Task objective
Reproduce the listing below in full and without alteration, apart from its pictures.

━━━━━━━━━━

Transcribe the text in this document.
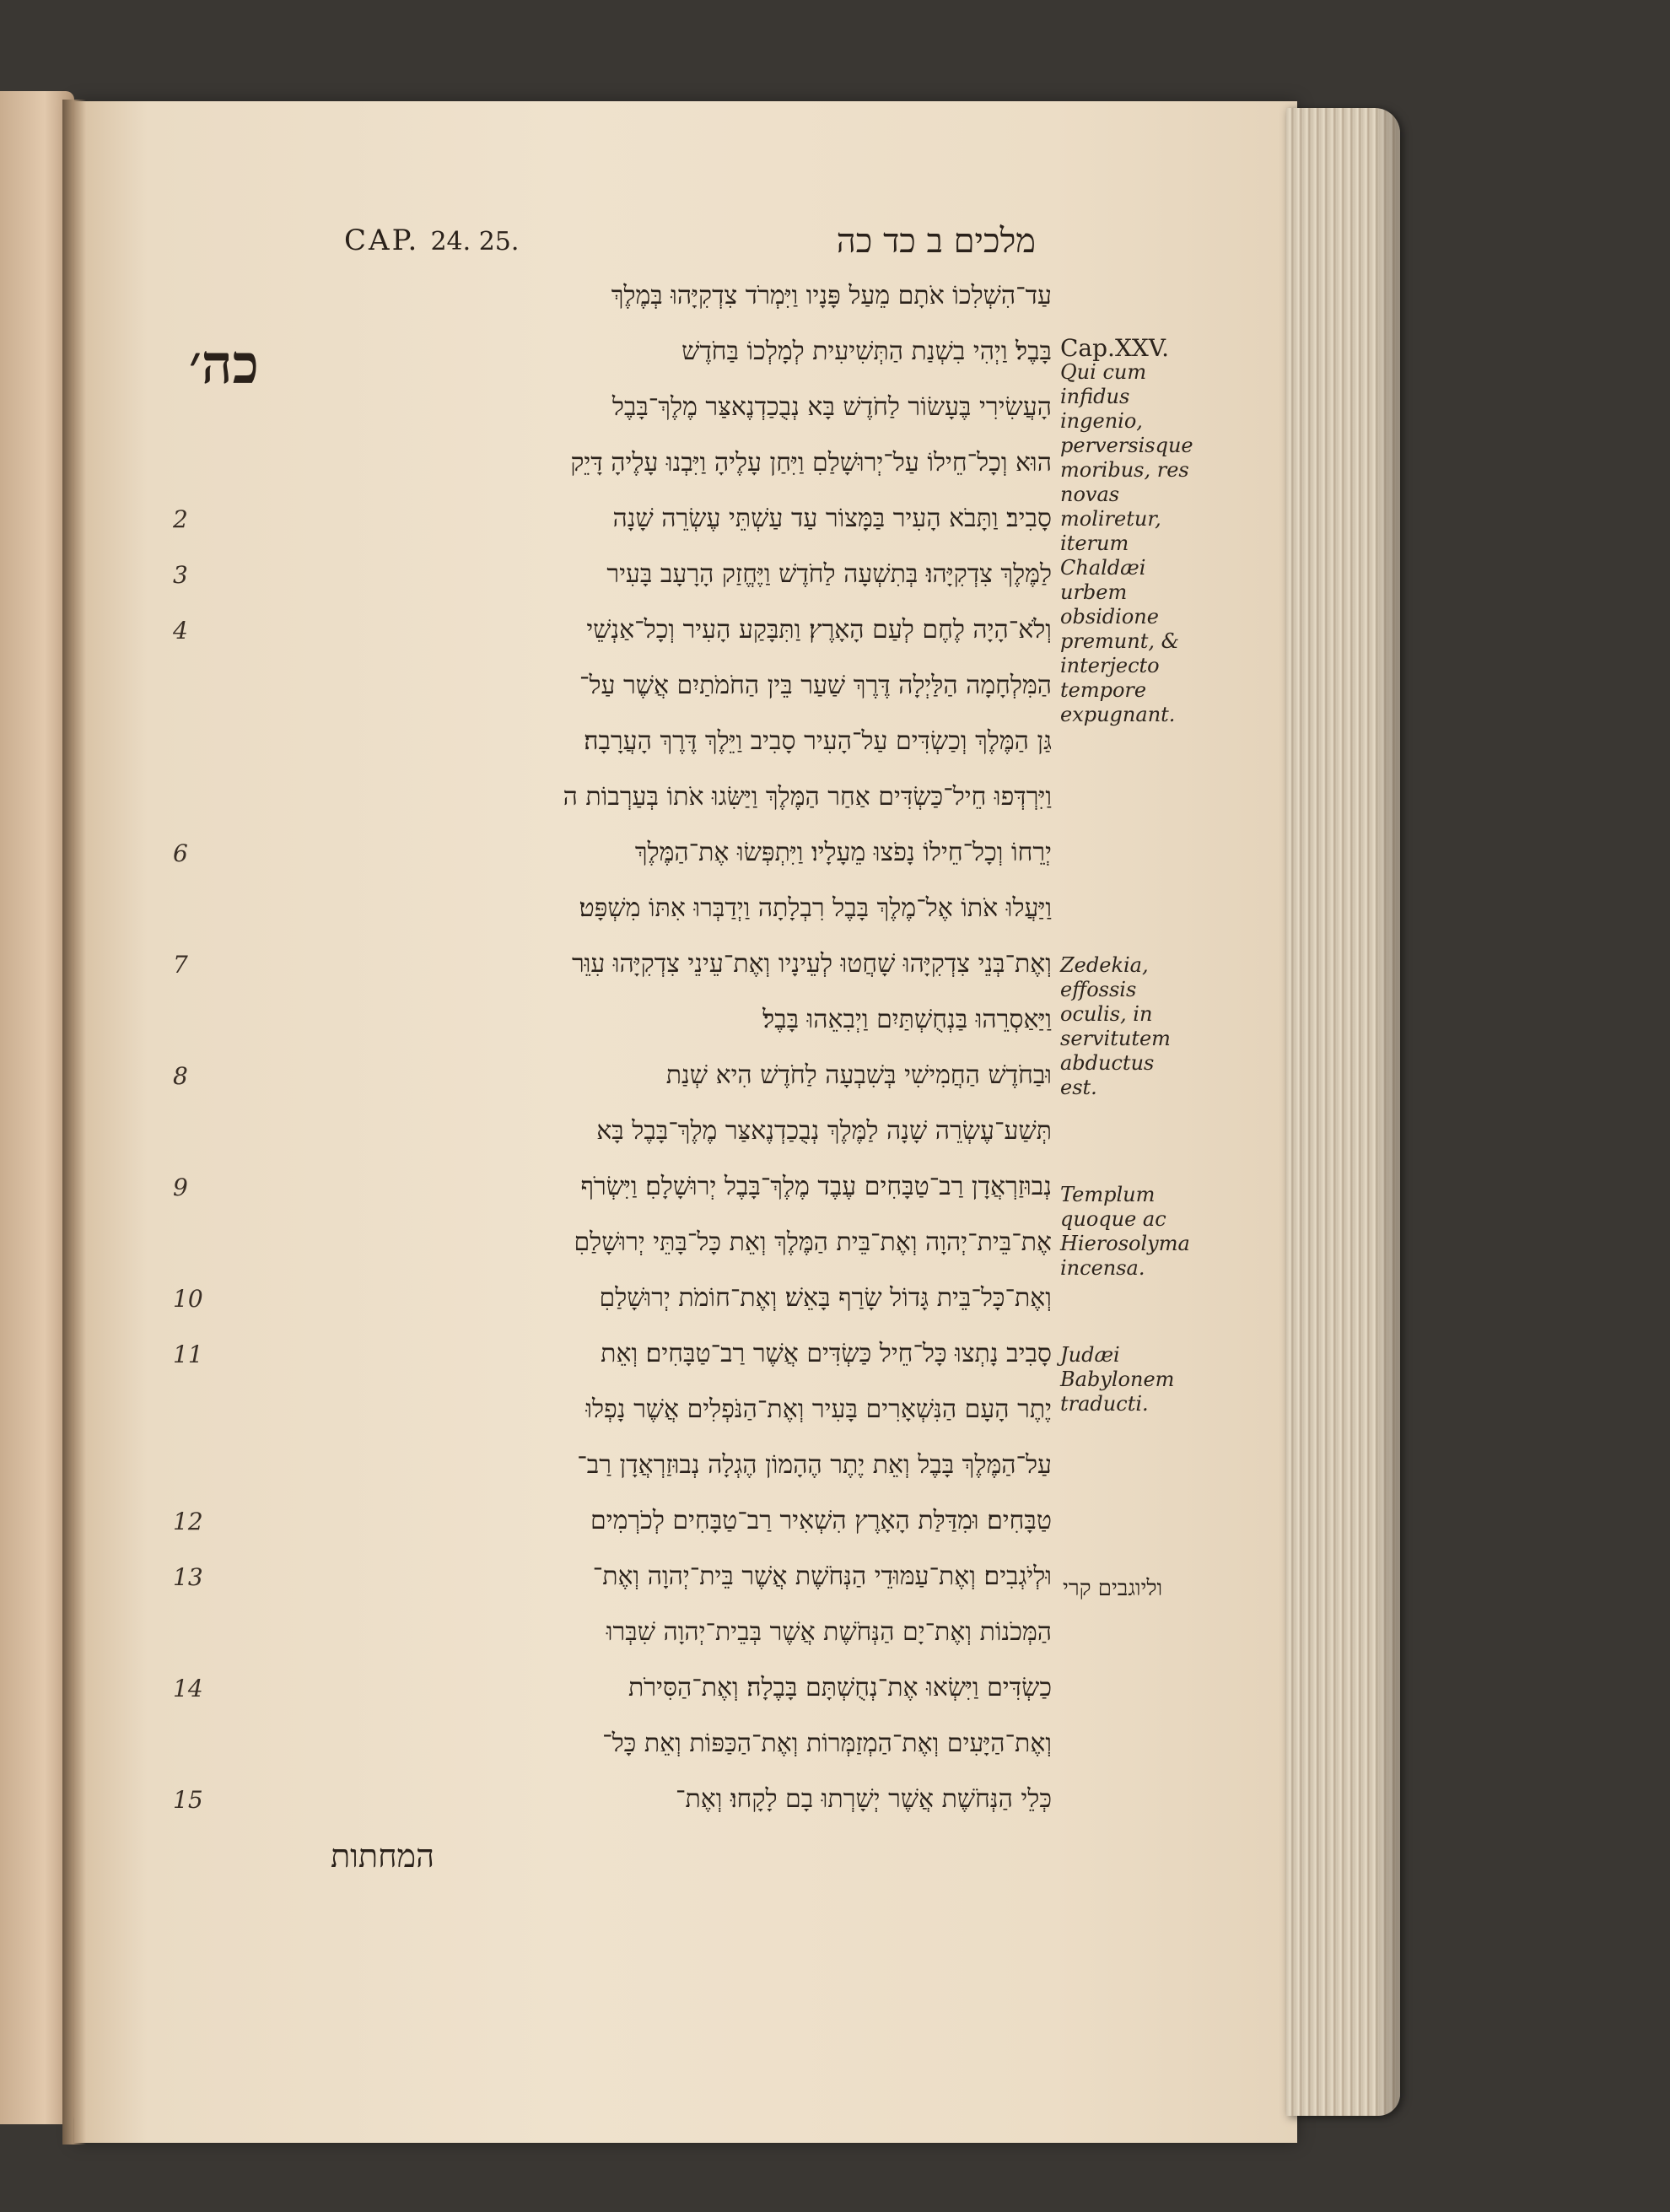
CAP. 24. 25.	מלכים ב כד כה
כה׳
עַד־הִשְׁלִכוֹ אֹתָם מֵעַל פָּנָיו וַיִּמְרֹד צִדְקִיָּהוּ בְּמֶלֶךְ
בָּבֶל׃ וַיְהִי בִשְׁנַת הַתְּשִׁיעִית לְמָלְכוֹ בַּחֹדֶשׁ
הָעֲשִׂירִי בֶּעָשׂוֹר לַחֹדֶשׁ בָּא נְבֻכַדְנֶאצַּר מֶלֶךְ־בָּבֶל
הוּא וְכָל־חֵילוֹ עַל־יְרוּשָׁלַםִ וַיִּחַן עָלֶיהָ וַיִּבְנוּ עָלֶיהָ דָּיֵק
2	סָבִיב׃ וַתָּבֹא הָעִיר בַּמָּצוֹר עַד עַשְׁתֵּי עֶשְׂרֵה שָׁנָה
3	לַמֶּלֶךְ צִדְקִיָּהוּ׃ בְּתִשְׁעָה לַחֹדֶשׁ וַיֶּחֱזַק הָרָעָב בָּעִיר
4	וְלֹא־הָיָה לֶחֶם לְעַם הָאָרֶץ׃ וַתִּבָּקַע הָעִיר וְכָל־אַנְשֵׁי
הַמִּלְחָמָה הַלַּיְלָה דֶּרֶךְ שַׁעַר בֵּין הַחֹמֹתַיִם אֲשֶׁר עַל־
גַּן הַמֶּלֶךְ וְכַשְׂדִּים עַל־הָעִיר סָבִיב וַיֵּלֶךְ דֶּרֶךְ הָעֲרָבָה׃
וַיִּרְדְּפוּ חֵיל־כַּשְׂדִּים אַחַר הַמֶּלֶךְ וַיַּשִּׂגוּ אֹתוֹ בְּעַרְבוֹת ה
6	יְרֵחוֹ וְכָל־חֵילוֹ נָפֹצוּ מֵעָלָיו׃ וַיִּתְפְּשׂוּ אֶת־הַמֶּלֶךְ
וַיַּעֲלוּ אֹתוֹ אֶל־מֶלֶךְ בָּבֶל רִבְלָתָה וַיְדַבְּרוּ אִתּוֹ מִשְׁפָּט׃
7	וְאֶת־בְּנֵי צִדְקִיָּהוּ שָׁחֲטוּ לְעֵינָיו וְאֶת־עֵינֵי צִדְקִיָּהוּ עִוֵּר
וַיַּאַסְרֵהוּ בַּנְחֻשְׁתַּיִם וַיְבִאֵהוּ בָּבֶל׃
8	וּבַחֹדֶשׁ הַחֲמִישִׁי בְּשִׁבְעָה לַחֹדֶשׁ הִיא שְׁנַת
תְּשַׁע־עֶשְׂרֵה שָׁנָה לַמֶּלֶךְ נְבֻכַדְנֶאצַּר מֶלֶךְ־בָּבֶל בָּא
9	נְבוּזַרְאֲדָן רַב־טַבָּחִים עֶבֶד מֶלֶךְ־בָּבֶל יְרוּשָׁלָםִ׃ וַיִּשְׂרֹף
אֶת־בֵּית־יְהוָה וְאֶת־בֵּית הַמֶּלֶךְ וְאֵת כָּל־בָּתֵּי יְרוּשָׁלַםִ
10	וְאֶת־כָּל־בֵּית גָּדוֹל שָׂרַף בָּאֵשׁ׃ וְאֶת־חוֹמֹת יְרוּשָׁלַםִ
11	סָבִיב נָתְצוּ כָּל־חֵיל כַּשְׂדִּים אֲשֶׁר רַב־טַבָּחִים׃ וְאֵת
יֶתֶר הָעָם הַנִּשְׁאָרִים בָּעִיר וְאֶת־הַנֹּפְלִים אֲשֶׁר נָפְלוּ
עַל־הַמֶּלֶךְ בָּבֶל וְאֵת יֶתֶר הֶהָמוֹן הֶגְלָה נְבוּזַרְאֲדָן רַב־
12	טַבָּחִים׃ וּמִדַּלַּת הָאָרֶץ הִשְׁאִיר רַב־טַבָּחִים לְכֹרְמִים
13	וּלְיֹגְבִים׃ וְאֶת־עַמּוּדֵי הַנְּחֹשֶׁת אֲשֶׁר בֵּית־יְהוָה וְאֶת־
הַמְּכֹנוֹת וְאֶת־יָם הַנְּחֹשֶׁת אֲשֶׁר בְּבֵית־יְהוָה שִׁבְּרוּ
14	כַשְׂדִּים וַיִּשְׂאוּ אֶת־נְחֻשְׁתָּם בָּבֶלָה׃ וְאֶת־הַסִּירֹת
וְאֶת־הַיָּעִים וְאֶת־הַמְזַמְּרוֹת וְאֶת־הַכַּפּוֹת וְאֵת כָּל־
15	כְּלֵי הַנְּחֹשֶׁת אֲשֶׁר יְשָׁרְתוּ בָם לָקָחוּ׃ וְאֶת־
המחתות
Cap.XXV.
Qui cum infidus ingenio, perversisque moribus, res novas moliretur, iterum Chaldæi urbem obsidione premunt, & interjecto tempore expugnant.
Zedekia, effossis oculis, in servitutem abductus est.
Templum quoque ac Hierosolyma incensa.
Judæi Babylonem traducti.
וליוגבים קרי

━━━━━━━━━━

Solution to the problem
Transcribe the text in this document.
CAP. 24. 25.	מלכים ב כד כה
כה׳
עַד־הִשְׁלִכוֹ אֹתָם מֵעַל פָּנָיו וַיִּמְרֹד צִדְקִיָּהוּ בְּמֶלֶךְ
בָּבֶל׃ וַיְהִי בִשְׁנַת הַתְּשִׁיעִית לְמָלְכוֹ בַּחֹדֶשׁ
הָעֲשִׂירִי בֶּעָשׂוֹר לַחֹדֶשׁ בָּא נְבֻכַדְנֶאצַּר מֶלֶךְ־בָּבֶל
הוּא וְכָל־חֵילוֹ עַל־יְרוּשָׁלַםִ וַיִּחַן עָלֶיהָ וַיִּבְנוּ עָלֶיהָ דָּיֵק
2	סָבִיב׃ וַתָּבֹא הָעִיר בַּמָּצוֹר עַד עַשְׁתֵּי עֶשְׂרֵה שָׁנָה
3	לַמֶּלֶךְ צִדְקִיָּהוּ׃ בְּתִשְׁעָה לַחֹדֶשׁ וַיֶּחֱזַק הָרָעָב בָּעִיר
4	וְלֹא־הָיָה לֶחֶם לְעַם הָאָרֶץ׃ וַתִּבָּקַע הָעִיר וְכָל־אַנְשֵׁי
הַמִּלְחָמָה הַלַּיְלָה דֶּרֶךְ שַׁעַר בֵּין הַחֹמֹתַיִם אֲשֶׁר עַל־
גַּן הַמֶּלֶךְ וְכַשְׂדִּים עַל־הָעִיר סָבִיב וַיֵּלֶךְ דֶּרֶךְ הָעֲרָבָה׃
וַיִּרְדְּפוּ חֵיל־כַּשְׂדִּים אַחַר הַמֶּלֶךְ וַיַּשִּׂגוּ אֹתוֹ בְּעַרְבוֹת ה
6	יְרֵחוֹ וְכָל־חֵילוֹ נָפֹצוּ מֵעָלָיו׃ וַיִּתְפְּשׂוּ אֶת־הַמֶּלֶךְ
וַיַּעֲלוּ אֹתוֹ אֶל־מֶלֶךְ בָּבֶל רִבְלָתָה וַיְדַבְּרוּ אִתּוֹ מִשְׁפָּט׃
7	וְאֶת־בְּנֵי צִדְקִיָּהוּ שָׁחֲטוּ לְעֵינָיו וְאֶת־עֵינֵי צִדְקִיָּהוּ עִוֵּר
וַיַּאַסְרֵהוּ בַּנְחֻשְׁתַּיִם וַיְבִאֵהוּ בָּבֶל׃
8	וּבַחֹדֶשׁ הַחֲמִישִׁי בְּשִׁבְעָה לַחֹדֶשׁ הִיא שְׁנַת
תְּשַׁע־עֶשְׂרֵה שָׁנָה לַמֶּלֶךְ נְבֻכַדְנֶאצַּר מֶלֶךְ־בָּבֶל בָּא
9	נְבוּזַרְאֲדָן רַב־טַבָּחִים עֶבֶד מֶלֶךְ־בָּבֶל יְרוּשָׁלָםִ׃ וַיִּשְׂרֹף
אֶת־בֵּית־יְהוָה וְאֶת־בֵּית הַמֶּלֶךְ וְאֵת כָּל־בָּתֵּי יְרוּשָׁלַםִ
10	וְאֶת־כָּל־בֵּית גָּדוֹל שָׂרַף בָּאֵשׁ׃ וְאֶת־חוֹמֹת יְרוּשָׁלַםִ
11	סָבִיב נָתְצוּ כָּל־חֵיל כַּשְׂדִּים אֲשֶׁר רַב־טַבָּחִים׃ וְאֵת
יֶתֶר הָעָם הַנִּשְׁאָרִים בָּעִיר וְאֶת־הַנֹּפְלִים אֲשֶׁר נָפְלוּ
עַל־הַמֶּלֶךְ בָּבֶל וְאֵת יֶתֶר הֶהָמוֹן הֶגְלָה נְבוּזַרְאֲדָן רַב־
12	טַבָּחִים׃ וּמִדַּלַּת הָאָרֶץ הִשְׁאִיר רַב־טַבָּחִים לְכֹרְמִים
13	וּלְיֹגְבִים׃ וְאֶת־עַמּוּדֵי הַנְּחֹשֶׁת אֲשֶׁר בֵּית־יְהוָה וְאֶת־
הַמְּכֹנוֹת וְאֶת־יָם הַנְּחֹשֶׁת אֲשֶׁר בְּבֵית־יְהוָה שִׁבְּרוּ
14	כַשְׂדִּים וַיִּשְׂאוּ אֶת־נְחֻשְׁתָּם בָּבֶלָה׃ וְאֶת־הַסִּירֹת
וְאֶת־הַיָּעִים וְאֶת־הַמְזַמְּרוֹת וְאֶת־הַכַּפּוֹת וְאֵת כָּל־
15	כְּלֵי הַנְּחֹשֶׁת אֲשֶׁר יְשָׁרְתוּ בָם לָקָחוּ׃ וְאֶת־
המחתות
Cap.XXV.
Qui cum infidus ingenio, perversisque moribus, res novas moliretur, iterum Chaldæi urbem obsidione premunt, & interjecto tempore expugnant.
Zedekia, effossis oculis, in servitutem abductus est.
Templum quoque ac Hierosolyma incensa.
Judæi Babylonem traducti.
וליוגבים קרי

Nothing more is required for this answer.